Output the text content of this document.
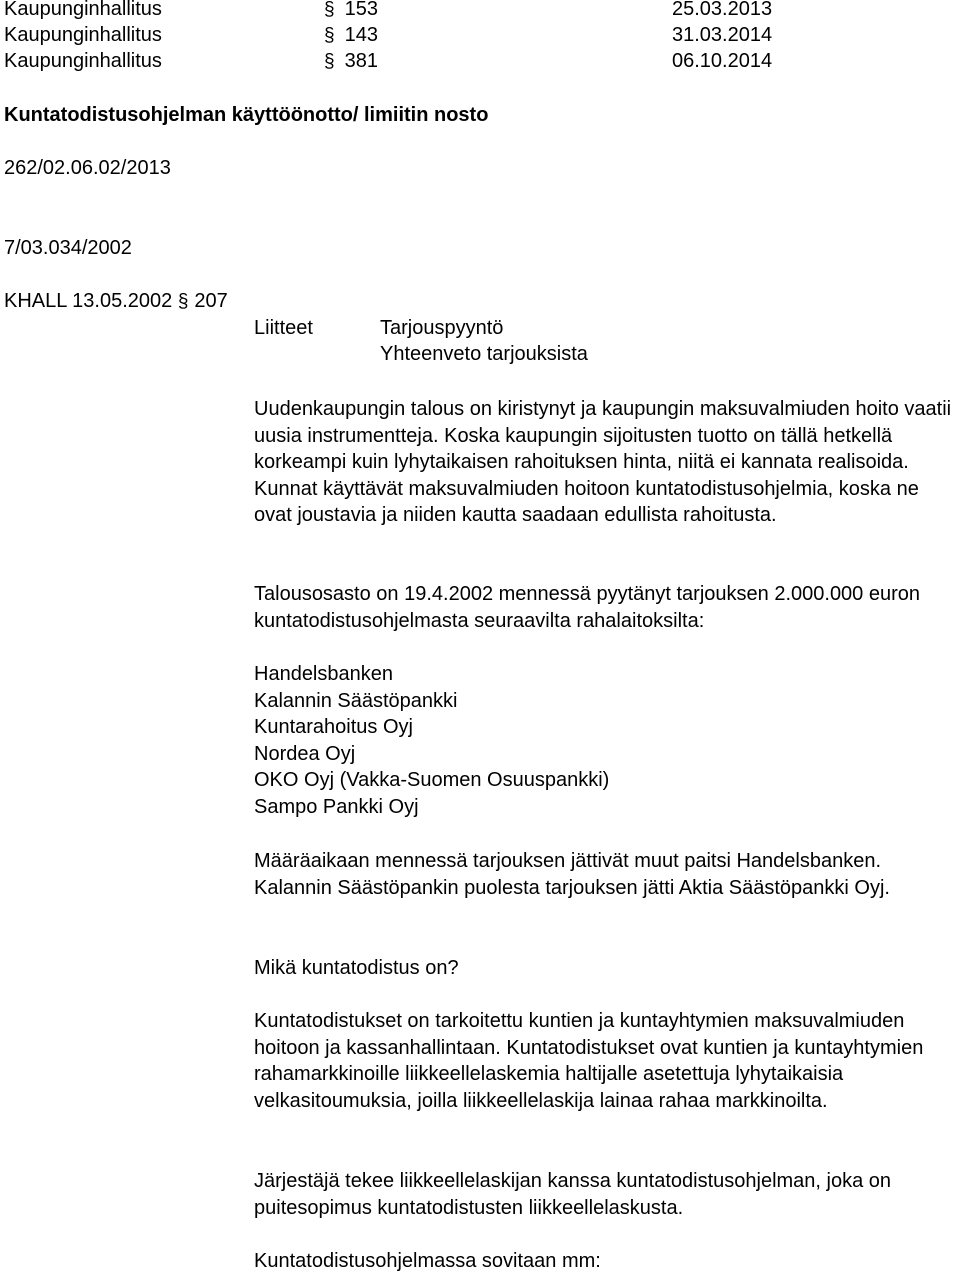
Kaupunginhallitus	§ 153	25.03.2013
Kaupunginhallitus	§ 143	31.03.2014
Kaupunginhallitus	§ 381	06.10.2014
Kuntatodistusohjelman käyttöönotto/ limiitin nosto
262/02.06.02/2013
7/03.034/2002
KHALL 13.05.2002 § 207
Liitteet	Tarjouspyyntö
Yhteenveto tarjouksista

Uudenkaupungin talous on kiristynyt ja kaupungin maksuvalmiuden hoito vaatii uusia instrumentteja. Koska kaupungin sijoitusten tuotto on tällä hetkellä korkeampi kuin lyhytaikaisen rahoituksen hinta, niitä ei kannata realisoida. Kunnat käyttävät maksuvalmiuden hoitoon kuntatodistusohjelmia, koska ne ovat joustavia ja niiden kautta saadaan edullista rahoitusta.

Talousosasto on 19.4.2002 mennessä pyytänyt tarjouksen 2.000.000 euron kuntatodistusohjelmasta seuraavilta rahalaitoksilta:

Handelsbanken
Kalannin Säästöpankki
Kuntarahoitus Oyj
Nordea Oyj
OKO Oyj (Vakka-Suomen Osuuspankki)
Sampo Pankki Oyj

Määräaikaan mennessä tarjouksen jättivät muut paitsi Handelsbanken. Kalannin Säästöpankin puolesta tarjouksen jätti Aktia Säästöpankki Oyj.

Mikä kuntatodistus on?

Kuntatodistukset on tarkoitettu kuntien ja kuntayhtymien maksuvalmiuden hoitoon ja kassanhallintaan. Kuntatodistukset ovat kuntien ja kuntayhtymien rahamarkkinoille liikkeellelaskemia haltijalle asetettuja lyhytaikaisia velkasitoumuksia, joilla liikkeellelaskija lainaa rahaa markkinoilta.

Järjestäjä tekee liikkeellelaskijan kanssa kuntatodistusohjelman, joka on puitesopimus kuntatodistusten liikkeellelaskusta.

Kuntatodistusohjelmassa sovitaan mm:
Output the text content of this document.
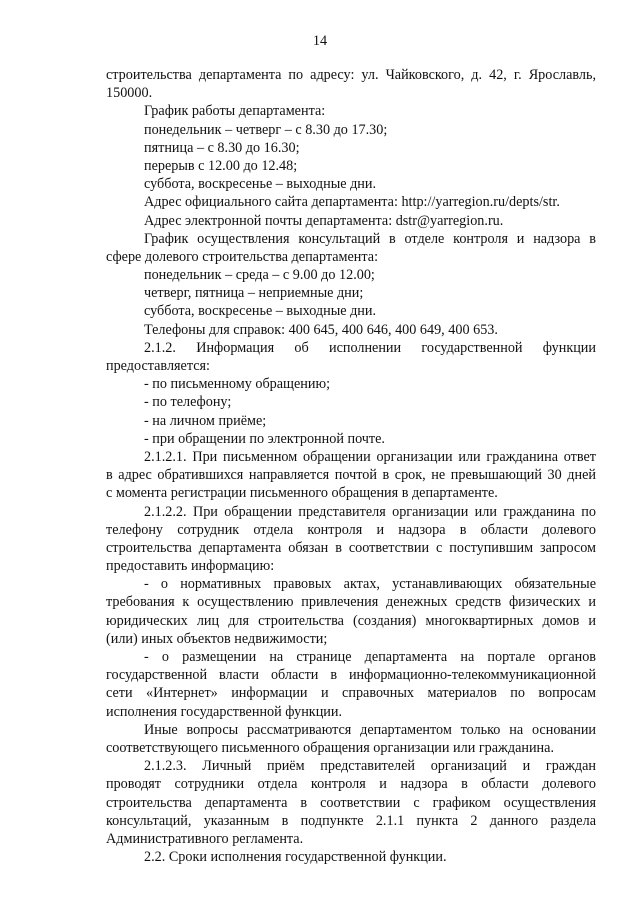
14
строительства департамента по адресу: ул. Чайковского, д. 42, г. Ярославль,
150000.
График работы департамента:
понедельник – четверг – с 8.30 до 17.30;
пятница – с 8.30 до 16.30;
перерыв с 12.00 до 12.48;
суббота, воскресенье – выходные дни.
Адрес официального сайта департамента: http://yarregion.ru/depts/str.
Адрес электронной почты департамента: dstr@yarregion.ru.
График осуществления консультаций в отделе контроля и надзора в
сфере долевого строительства департамента:
понедельник – среда – с 9.00 до 12.00;
четверг, пятница – неприемные дни;
суббота, воскресенье – выходные дни.
Телефоны для справок: 400 645, 400 646, 400 649, 400 653.
2.1.2. Информация об исполнении государственной функции
предоставляется:
- по письменному обращению;
- по телефону;
- на личном приёме;
- при обращении по электронной почте.
2.1.2.1. При письменном обращении организации или гражданина ответ
в адрес обратившихся направляется почтой в срок, не превышающий 30 дней
с момента регистрации письменного обращения в департаменте.
2.1.2.2. При обращении представителя организации или гражданина по
телефону сотрудник отдела контроля и надзора в области долевого
строительства департамента обязан в соответствии с поступившим запросом
предоставить информацию:
- о нормативных правовых актах, устанавливающих обязательные
требования к осуществлению привлечения денежных средств физических и
юридических лиц для строительства (создания) многоквартирных домов и
(или) иных объектов недвижимости;
- о размещении на странице департамента на портале органов
государственной власти области в информационно-телекоммуникационной
сети «Интернет» информации и справочных материалов по вопросам
исполнения государственной функции.
Иные вопросы рассматриваются департаментом только на основании
соответствующего письменного обращения организации или гражданина.
2.1.2.3. Личный приём представителей организаций и граждан
проводят сотрудники отдела контроля и надзора в области долевого
строительства департамента в соответствии с графиком осуществления
консультаций, указанным в подпункте 2.1.1 пункта 2 данного раздела
Административного регламента.
2.2. Сроки исполнения государственной функции.
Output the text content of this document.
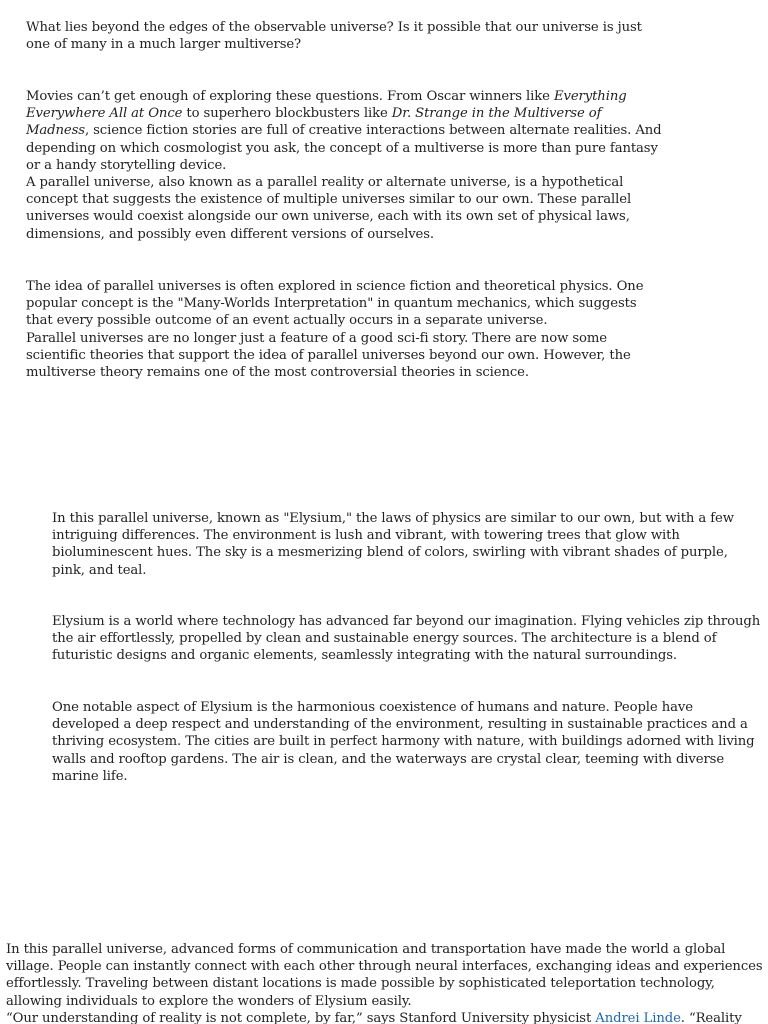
What lies beyond the edges of the observable universe? Is it possible that our universe is just one of many in a much larger multiverse?

Movies can’t get enough of exploring these questions. From Oscar winners like Everything Everywhere All at Once to superhero blockbusters like Dr. Strange in the Multiverse of Madness, science fiction stories are full of creative interactions between alternate realities. And depending on which cosmologist you ask, the concept of a multiverse is more than pure fantasy or a handy storytelling device.

A parallel universe, also known as a parallel reality or alternate universe, is a hypothetical concept that suggests the existence of multiple universes similar to our own. These parallel universes would coexist alongside our own universe, each with its own set of physical laws, dimensions, and possibly even different versions of ourselves.

The idea of parallel universes is often explored in science fiction and theoretical physics. One popular concept is the "Many-Worlds Interpretation" in quantum mechanics, which suggests that every possible outcome of an event actually occurs in a separate universe.

Parallel universes are no longer just a feature of a good sci-fi story. There are now some scientific theories that support the idea of parallel universes beyond our own. However, the multiverse theory remains one of the most controversial theories in science.

In this parallel universe, known as "Elysium," the laws of physics are similar to our own, but with a few intriguing differences. The environment is lush and vibrant, with towering trees that glow with bioluminescent hues. The sky is a mesmerizing blend of colors, swirling with vibrant shades of purple, pink, and teal.

Elysium is a world where technology has advanced far beyond our imagination. Flying vehicles zip through the air effortlessly, propelled by clean and sustainable energy sources. The architecture is a blend of futuristic designs and organic elements, seamlessly integrating with the natural surroundings.

One notable aspect of Elysium is the harmonious coexistence of humans and nature. People have developed a deep respect and understanding of the environment, resulting in sustainable practices and a thriving ecosystem. The cities are built in perfect harmony with nature, with buildings adorned with living walls and rooftop gardens. The air is clean, and the waterways are crystal clear, teeming with diverse marine life.

In this parallel universe, advanced forms of communication and transportation have made the world a global village. People can instantly connect with each other through neural interfaces, exchanging ideas and experiences effortlessly. Traveling between distant locations is made possible by sophisticated teleportation technology, allowing individuals to explore the wonders of Elysium easily.

“Our understanding of reality is not complete, by far,” says Stanford University physicist Andrei Linde. “Reality
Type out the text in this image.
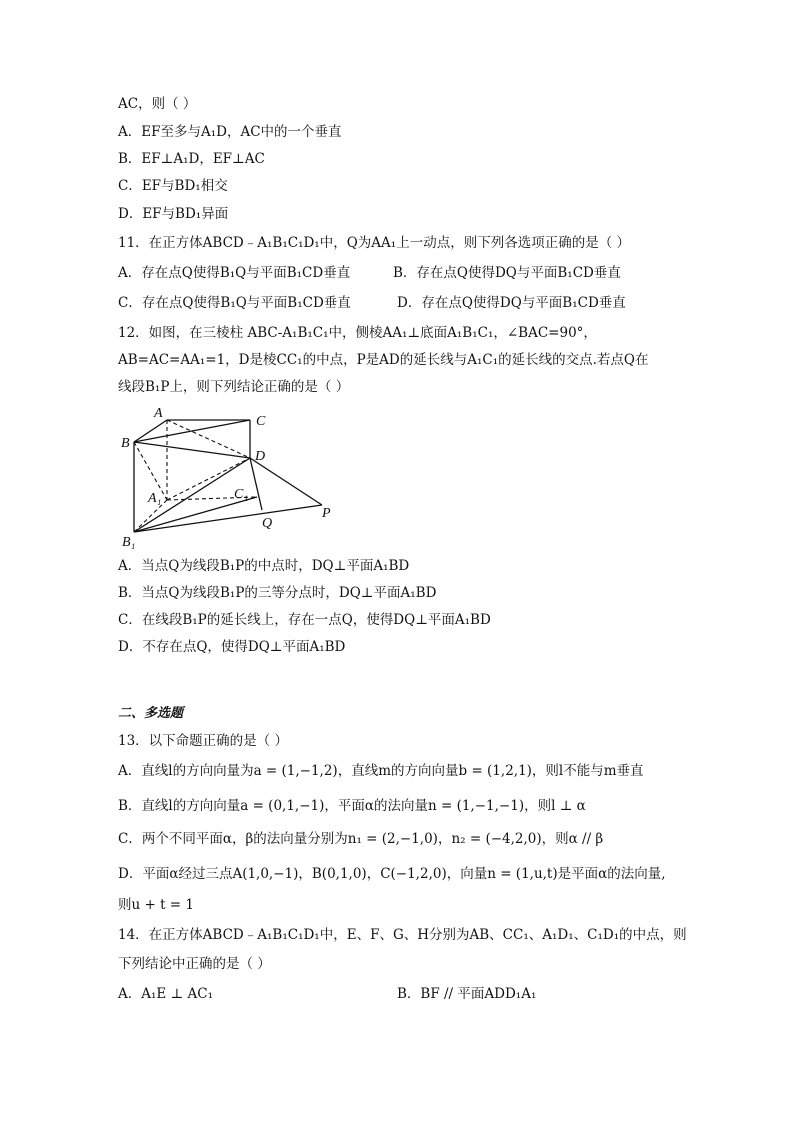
AC，则（ ）
A．EF至多与A₁D，AC中的一个垂直
B．EF⊥A₁D，EF⊥AC
C．EF与BD₁相交
D．EF与BD₁异面
11．在正方体ABCD﹣A₁B₁C₁D₁中，Q为AA₁上一动点，则下列各选项正确的是（ ）
A．存在点Q使得B₁Q与平面B₁CD垂直	B．存在点Q使得DQ与平面B₁CD垂直
C．存在点Q使得B₁Q与平面B₁CD垂直	D．存在点Q使得DQ与平面B₁CD垂直
12．如图，在三棱柱 ABC-A₁B₁C₁中，侧棱AA₁⊥底面A₁B₁C₁，∠BAC=90°，
AB=AC=AA₁=1，D是棱CC₁的中点，P是AD的延长线与A₁C₁的延长线的交点.若点Q在
线段B₁P上，则下列结论正确的是（ ）
A
C
B
D
A₁	C₁
B₁
Q
P
A．当点Q为线段B₁P的中点时，DQ⊥平面A₁BD
B．当点Q为线段B₁P的三等分点时，DQ⊥平面A₁BD
C．在线段B₁P的延长线上，存在一点Q，使得DQ⊥平面A₁BD
D．不存在点Q，使得DQ⊥平面A₁BD
二、多选题
13．以下命题正确的是（ ）
A．直线l的方向向量为a = (1,−1,2)，直线m的方向向量b = (1,2,1)，则l不能与m垂直
B．直线l的方向向量a = (0,1,−1)，平面α的法向量n = (1,−1,−1)，则l ⊥ α
C．两个不同平面α，β的法向量分别为n₁ = (2,−1,0)，n₂ = (−4,2,0)，则α // β
D．平面α经过三点A(1,0,−1)，B(0,1,0)，C(−1,2,0)，向量n = (1,u,t)是平面α的法向量,
则u + t = 1
14．在正方体ABCD﹣A₁B₁C₁D₁中，E、F、G、H分别为AB、CC₁、A₁D₁、C₁D₁的中点，则
下列结论中正确的是（ ）
A．A₁E ⊥ AC₁	B．BF // 平面ADD₁A₁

* _Do this_: Look over the listing. Pull out every line with the string "Kalannin" in it.

* _Response to this task_:
Kalannin Säästöpankki
Määräaikaan mennessä tarjouksen jättivät muut paitsi Handelsbanken. Kalannin Säästöpankin puolesta tarjouksen jätti Aktia Säästöpankki Oyj.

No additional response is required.